■ Written problem: From the entries below, list each line with "JSON".

-- Begin Supplied data --

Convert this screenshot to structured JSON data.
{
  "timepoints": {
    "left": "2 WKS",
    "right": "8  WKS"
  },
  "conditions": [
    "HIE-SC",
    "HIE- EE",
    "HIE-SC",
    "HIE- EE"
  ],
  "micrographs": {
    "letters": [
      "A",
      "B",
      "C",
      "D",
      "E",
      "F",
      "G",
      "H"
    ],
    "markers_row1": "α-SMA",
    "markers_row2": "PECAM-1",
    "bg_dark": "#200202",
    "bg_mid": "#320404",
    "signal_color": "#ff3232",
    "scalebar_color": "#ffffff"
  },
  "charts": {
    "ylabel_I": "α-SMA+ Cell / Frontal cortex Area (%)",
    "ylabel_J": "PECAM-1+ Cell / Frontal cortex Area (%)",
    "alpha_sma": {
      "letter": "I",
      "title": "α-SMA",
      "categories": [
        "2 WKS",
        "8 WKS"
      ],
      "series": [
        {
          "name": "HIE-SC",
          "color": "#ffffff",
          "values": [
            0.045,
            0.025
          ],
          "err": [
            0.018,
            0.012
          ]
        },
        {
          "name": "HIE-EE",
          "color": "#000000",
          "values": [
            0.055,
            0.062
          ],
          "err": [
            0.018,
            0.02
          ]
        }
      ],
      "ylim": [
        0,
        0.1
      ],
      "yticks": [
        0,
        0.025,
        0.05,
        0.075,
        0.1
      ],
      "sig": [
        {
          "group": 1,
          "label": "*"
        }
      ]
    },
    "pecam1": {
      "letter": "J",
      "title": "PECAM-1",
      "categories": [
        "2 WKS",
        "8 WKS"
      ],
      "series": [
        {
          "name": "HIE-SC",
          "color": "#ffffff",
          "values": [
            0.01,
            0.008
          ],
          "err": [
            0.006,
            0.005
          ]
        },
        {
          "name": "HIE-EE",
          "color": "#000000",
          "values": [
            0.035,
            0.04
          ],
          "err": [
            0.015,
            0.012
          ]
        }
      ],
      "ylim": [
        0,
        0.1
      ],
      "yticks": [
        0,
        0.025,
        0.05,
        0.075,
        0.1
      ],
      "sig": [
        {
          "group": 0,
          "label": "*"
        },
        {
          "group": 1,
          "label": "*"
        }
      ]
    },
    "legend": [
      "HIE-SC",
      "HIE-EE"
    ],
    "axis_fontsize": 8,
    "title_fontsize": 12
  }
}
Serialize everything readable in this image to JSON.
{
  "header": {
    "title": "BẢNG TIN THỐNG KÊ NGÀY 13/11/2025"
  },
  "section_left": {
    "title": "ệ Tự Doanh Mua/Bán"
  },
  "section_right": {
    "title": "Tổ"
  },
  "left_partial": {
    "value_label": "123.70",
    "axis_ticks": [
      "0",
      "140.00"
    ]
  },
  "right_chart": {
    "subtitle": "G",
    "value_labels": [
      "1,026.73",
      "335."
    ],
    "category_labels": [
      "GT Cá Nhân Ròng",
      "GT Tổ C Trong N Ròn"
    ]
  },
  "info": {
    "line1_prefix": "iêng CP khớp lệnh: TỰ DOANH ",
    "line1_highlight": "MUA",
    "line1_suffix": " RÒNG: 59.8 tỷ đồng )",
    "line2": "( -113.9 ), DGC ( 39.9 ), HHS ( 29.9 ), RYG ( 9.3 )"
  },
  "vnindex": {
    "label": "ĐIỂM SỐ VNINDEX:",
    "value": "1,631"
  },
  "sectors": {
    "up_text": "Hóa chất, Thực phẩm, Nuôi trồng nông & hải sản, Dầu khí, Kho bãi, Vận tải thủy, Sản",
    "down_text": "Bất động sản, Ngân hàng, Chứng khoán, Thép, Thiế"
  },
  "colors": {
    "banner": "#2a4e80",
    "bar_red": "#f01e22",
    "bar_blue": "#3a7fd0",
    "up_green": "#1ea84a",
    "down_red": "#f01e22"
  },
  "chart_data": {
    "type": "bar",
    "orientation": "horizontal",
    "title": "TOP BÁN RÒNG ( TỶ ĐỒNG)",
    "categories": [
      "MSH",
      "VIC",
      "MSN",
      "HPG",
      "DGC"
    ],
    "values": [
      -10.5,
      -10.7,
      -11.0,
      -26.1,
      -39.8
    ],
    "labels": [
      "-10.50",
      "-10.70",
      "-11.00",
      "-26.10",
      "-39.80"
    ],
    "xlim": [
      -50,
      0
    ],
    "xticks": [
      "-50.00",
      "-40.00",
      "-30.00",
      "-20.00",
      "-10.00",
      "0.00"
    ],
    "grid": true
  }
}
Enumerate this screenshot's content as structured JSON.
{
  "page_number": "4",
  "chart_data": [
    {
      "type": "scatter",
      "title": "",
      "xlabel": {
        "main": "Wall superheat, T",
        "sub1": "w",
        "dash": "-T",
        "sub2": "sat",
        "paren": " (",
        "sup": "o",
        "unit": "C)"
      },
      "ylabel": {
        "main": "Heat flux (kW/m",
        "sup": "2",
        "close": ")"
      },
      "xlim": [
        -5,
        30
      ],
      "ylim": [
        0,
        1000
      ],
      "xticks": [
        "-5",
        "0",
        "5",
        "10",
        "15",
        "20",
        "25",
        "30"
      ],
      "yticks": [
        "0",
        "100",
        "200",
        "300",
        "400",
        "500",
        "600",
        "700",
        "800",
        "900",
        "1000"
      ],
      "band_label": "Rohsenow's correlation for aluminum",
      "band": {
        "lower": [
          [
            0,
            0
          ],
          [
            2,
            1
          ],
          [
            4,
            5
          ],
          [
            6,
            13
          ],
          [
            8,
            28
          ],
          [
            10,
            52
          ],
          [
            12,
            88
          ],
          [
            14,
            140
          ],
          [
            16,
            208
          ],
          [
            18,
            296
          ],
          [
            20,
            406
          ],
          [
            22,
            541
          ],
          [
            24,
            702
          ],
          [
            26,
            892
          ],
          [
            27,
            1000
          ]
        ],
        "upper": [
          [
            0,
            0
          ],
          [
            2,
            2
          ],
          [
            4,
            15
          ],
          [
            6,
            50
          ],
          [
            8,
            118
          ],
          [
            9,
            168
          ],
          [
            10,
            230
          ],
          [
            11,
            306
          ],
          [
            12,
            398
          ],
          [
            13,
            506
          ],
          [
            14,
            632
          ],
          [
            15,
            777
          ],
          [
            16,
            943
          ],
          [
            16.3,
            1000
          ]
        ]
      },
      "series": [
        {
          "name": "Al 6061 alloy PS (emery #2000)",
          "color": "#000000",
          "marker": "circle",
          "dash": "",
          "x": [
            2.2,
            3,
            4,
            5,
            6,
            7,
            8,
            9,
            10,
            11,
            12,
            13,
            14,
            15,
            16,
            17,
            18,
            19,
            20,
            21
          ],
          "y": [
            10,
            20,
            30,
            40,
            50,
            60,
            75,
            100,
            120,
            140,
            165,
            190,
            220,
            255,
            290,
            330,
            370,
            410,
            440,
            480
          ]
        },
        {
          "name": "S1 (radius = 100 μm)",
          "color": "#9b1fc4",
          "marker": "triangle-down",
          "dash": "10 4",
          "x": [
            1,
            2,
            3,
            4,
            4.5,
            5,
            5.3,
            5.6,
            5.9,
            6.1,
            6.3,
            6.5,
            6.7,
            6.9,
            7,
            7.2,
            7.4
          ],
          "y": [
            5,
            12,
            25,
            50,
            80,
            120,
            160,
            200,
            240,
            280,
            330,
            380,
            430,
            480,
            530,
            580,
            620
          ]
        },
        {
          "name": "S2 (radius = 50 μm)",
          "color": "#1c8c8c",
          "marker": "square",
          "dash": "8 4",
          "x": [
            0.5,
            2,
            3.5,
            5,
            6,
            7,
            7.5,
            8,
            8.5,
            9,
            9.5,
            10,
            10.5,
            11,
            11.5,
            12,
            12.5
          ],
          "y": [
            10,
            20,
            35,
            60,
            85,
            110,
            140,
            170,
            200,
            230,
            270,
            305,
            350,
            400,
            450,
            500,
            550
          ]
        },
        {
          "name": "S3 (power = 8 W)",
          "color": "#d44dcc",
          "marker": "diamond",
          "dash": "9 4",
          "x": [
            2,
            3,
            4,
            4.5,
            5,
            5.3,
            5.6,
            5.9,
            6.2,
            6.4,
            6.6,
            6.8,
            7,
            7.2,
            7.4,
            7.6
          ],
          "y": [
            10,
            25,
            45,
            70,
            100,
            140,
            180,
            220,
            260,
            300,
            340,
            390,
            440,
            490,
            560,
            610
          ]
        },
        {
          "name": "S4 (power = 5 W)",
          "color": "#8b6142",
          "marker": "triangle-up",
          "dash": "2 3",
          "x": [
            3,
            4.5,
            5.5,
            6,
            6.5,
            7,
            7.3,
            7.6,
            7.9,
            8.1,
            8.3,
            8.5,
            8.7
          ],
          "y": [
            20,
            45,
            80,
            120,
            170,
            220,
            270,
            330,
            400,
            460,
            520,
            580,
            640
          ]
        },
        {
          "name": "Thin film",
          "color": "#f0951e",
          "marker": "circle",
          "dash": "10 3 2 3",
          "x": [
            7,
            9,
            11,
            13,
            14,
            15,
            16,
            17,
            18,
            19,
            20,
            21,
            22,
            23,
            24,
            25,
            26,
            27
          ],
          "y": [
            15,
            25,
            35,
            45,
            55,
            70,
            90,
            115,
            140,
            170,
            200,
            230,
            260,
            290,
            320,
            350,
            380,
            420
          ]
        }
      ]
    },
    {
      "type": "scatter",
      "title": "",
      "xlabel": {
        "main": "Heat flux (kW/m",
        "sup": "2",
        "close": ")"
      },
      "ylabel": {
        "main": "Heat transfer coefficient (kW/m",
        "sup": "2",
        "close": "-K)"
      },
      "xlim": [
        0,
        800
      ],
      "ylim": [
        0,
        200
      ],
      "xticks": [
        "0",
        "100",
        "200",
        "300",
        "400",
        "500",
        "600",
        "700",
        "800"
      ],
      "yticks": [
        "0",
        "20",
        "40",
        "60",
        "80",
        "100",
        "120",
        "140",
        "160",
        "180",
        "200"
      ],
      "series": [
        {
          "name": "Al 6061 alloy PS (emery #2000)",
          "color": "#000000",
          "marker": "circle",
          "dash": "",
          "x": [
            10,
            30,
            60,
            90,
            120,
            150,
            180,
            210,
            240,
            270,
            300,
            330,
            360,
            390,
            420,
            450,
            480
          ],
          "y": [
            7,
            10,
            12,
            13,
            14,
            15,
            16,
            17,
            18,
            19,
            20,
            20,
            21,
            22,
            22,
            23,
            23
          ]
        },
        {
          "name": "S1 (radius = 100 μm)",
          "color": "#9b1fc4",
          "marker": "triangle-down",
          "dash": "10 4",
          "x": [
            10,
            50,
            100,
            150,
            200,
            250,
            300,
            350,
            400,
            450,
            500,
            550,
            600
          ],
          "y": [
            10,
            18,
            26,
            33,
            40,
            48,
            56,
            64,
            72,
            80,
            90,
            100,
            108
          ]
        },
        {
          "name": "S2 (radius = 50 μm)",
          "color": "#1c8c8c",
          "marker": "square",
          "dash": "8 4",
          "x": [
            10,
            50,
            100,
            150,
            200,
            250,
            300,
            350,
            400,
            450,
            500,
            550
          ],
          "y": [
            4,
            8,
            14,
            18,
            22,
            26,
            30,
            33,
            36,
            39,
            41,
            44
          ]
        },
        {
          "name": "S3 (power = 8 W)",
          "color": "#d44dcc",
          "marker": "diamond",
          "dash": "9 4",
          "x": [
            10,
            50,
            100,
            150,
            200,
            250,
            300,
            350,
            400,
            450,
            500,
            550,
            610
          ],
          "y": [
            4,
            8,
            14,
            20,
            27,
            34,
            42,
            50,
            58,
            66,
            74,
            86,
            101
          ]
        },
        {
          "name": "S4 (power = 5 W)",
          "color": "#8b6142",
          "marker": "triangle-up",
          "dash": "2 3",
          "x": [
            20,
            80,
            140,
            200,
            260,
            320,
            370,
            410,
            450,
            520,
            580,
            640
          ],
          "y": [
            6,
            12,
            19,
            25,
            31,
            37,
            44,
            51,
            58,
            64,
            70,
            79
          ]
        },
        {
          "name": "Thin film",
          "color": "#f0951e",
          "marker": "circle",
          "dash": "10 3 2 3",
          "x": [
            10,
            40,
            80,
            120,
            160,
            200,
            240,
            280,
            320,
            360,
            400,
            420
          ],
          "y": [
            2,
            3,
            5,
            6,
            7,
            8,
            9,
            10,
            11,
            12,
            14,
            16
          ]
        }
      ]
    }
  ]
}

-- End Supplied data --

■ Result of the exercise:
Convert this screenshot to structured JSON data.
Serialize everything readable in this image to JSON.
Enumerate this screenshot's content as structured JSON.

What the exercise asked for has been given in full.